### Extracted records
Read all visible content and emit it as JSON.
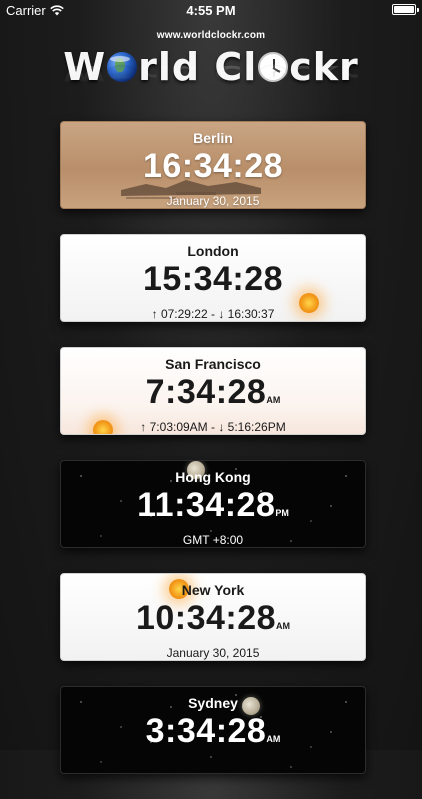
{
  "status_bar": {
    "carrier": "Carrier",
    "time": "4:55 PM"
  },
  "header": {
    "site_url": "www.worldclockr.com",
    "logo_left": "W",
    "logo_mid": "rld Cl",
    "logo_right": "ckr"
  },
  "clocks": [
    {
      "city": "Berlin",
      "time": "16:34:28",
      "ampm": "",
      "detail": "January 30, 2015",
      "theme": "photo"
    },
    {
      "city": "London",
      "time": "15:34:28",
      "ampm": "",
      "detail": "↑  07:29:22 - ↓  16:30:37",
      "theme": "day"
    },
    {
      "city": "San Francisco",
      "time": "7:34:28",
      "ampm": "AM",
      "detail": "↑  7:03:09AM - ↓  5:16:26PM",
      "theme": "day"
    },
    {
      "city": "Hong Kong",
      "time": "11:34:28",
      "ampm": "PM",
      "detail": "GMT +8:00",
      "theme": "night"
    },
    {
      "city": "New York",
      "time": "10:34:28",
      "ampm": "AM",
      "detail": "January 30, 2015",
      "theme": "day"
    },
    {
      "city": "Sydney",
      "time": "3:34:28",
      "ampm": "AM",
      "detail": "",
      "theme": "night"
    }
  ],
  "icons": {
    "wifi": "wifi-icon",
    "battery": "battery-icon",
    "earth": "earth-icon",
    "clock": "clock-icon",
    "sun": "sun-icon",
    "moon": "moon-icon"
  }
}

### WHAT TO PRODUCE
Reproduce all of the material above word for word. Omit the pictures.

### REPLY
Read all visible content and emit it as JSON.
{
  "status_bar": {
    "carrier": "Carrier",
    "time": "4:55 PM"
  },
  "header": {
    "site_url": "www.worldclockr.com",
    "logo_left": "W",
    "logo_mid": "rld Cl",
    "logo_right": "ckr"
  },
  "clocks": [
    {
      "city": "Berlin",
      "time": "16:34:28",
      "ampm": "",
      "detail": "January 30, 2015",
      "theme": "photo"
    },
    {
      "city": "London",
      "time": "15:34:28",
      "ampm": "",
      "detail": "↑  07:29:22 - ↓  16:30:37",
      "theme": "day"
    },
    {
      "city": "San Francisco",
      "time": "7:34:28",
      "ampm": "AM",
      "detail": "↑  7:03:09AM - ↓  5:16:26PM",
      "theme": "day"
    },
    {
      "city": "Hong Kong",
      "time": "11:34:28",
      "ampm": "PM",
      "detail": "GMT +8:00",
      "theme": "night"
    },
    {
      "city": "New York",
      "time": "10:34:28",
      "ampm": "AM",
      "detail": "January 30, 2015",
      "theme": "day"
    },
    {
      "city": "Sydney",
      "time": "3:34:28",
      "ampm": "AM",
      "detail": "",
      "theme": "night"
    }
  ],
  "icons": {
    "wifi": "wifi-icon",
    "battery": "battery-icon",
    "earth": "earth-icon",
    "clock": "clock-icon",
    "sun": "sun-icon",
    "moon": "moon-icon"
  }
}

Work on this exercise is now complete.